- _What you have to do_: Copy each line of the material in which the word "American" appears.

- _Given data_:
##########

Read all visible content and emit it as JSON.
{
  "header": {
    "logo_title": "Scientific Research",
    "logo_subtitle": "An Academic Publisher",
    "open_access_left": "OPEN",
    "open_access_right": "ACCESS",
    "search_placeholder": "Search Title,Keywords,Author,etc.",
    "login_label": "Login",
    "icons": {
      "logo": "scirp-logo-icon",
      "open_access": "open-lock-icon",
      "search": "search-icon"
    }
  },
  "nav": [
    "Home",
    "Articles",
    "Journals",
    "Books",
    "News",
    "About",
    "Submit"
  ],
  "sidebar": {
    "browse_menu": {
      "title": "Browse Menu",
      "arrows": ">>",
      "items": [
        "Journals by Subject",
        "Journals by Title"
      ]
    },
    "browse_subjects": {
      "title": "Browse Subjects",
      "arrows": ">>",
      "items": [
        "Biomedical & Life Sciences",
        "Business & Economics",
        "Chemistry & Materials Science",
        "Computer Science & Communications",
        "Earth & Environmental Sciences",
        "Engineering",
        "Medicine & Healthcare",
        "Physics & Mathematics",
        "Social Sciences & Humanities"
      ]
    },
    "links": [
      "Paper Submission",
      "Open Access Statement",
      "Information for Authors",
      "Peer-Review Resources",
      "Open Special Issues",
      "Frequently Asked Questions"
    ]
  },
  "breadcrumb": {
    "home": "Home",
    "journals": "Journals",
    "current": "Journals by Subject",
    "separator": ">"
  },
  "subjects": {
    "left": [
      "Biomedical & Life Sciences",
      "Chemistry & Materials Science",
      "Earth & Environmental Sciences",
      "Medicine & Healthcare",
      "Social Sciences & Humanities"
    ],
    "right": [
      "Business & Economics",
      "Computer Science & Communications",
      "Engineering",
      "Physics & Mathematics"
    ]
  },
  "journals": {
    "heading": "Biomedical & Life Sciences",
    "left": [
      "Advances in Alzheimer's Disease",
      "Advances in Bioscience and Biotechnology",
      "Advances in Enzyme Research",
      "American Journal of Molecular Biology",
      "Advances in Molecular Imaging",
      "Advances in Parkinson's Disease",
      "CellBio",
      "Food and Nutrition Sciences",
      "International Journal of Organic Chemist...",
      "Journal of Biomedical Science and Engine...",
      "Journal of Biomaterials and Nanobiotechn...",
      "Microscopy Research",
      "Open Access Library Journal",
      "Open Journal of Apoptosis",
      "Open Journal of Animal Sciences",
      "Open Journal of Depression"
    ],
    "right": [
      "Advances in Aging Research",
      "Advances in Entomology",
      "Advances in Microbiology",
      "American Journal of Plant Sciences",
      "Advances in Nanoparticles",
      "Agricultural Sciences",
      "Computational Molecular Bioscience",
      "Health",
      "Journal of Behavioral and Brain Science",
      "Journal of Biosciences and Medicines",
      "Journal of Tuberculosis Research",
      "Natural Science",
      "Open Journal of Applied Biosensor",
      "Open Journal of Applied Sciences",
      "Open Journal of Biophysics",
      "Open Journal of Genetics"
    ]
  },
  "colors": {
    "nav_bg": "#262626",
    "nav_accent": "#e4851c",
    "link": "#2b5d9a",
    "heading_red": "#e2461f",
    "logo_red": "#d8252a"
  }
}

##########

- _Worked solution_:
      "American Journal of Molecular Biology",
      "American Journal of Plant Sciences",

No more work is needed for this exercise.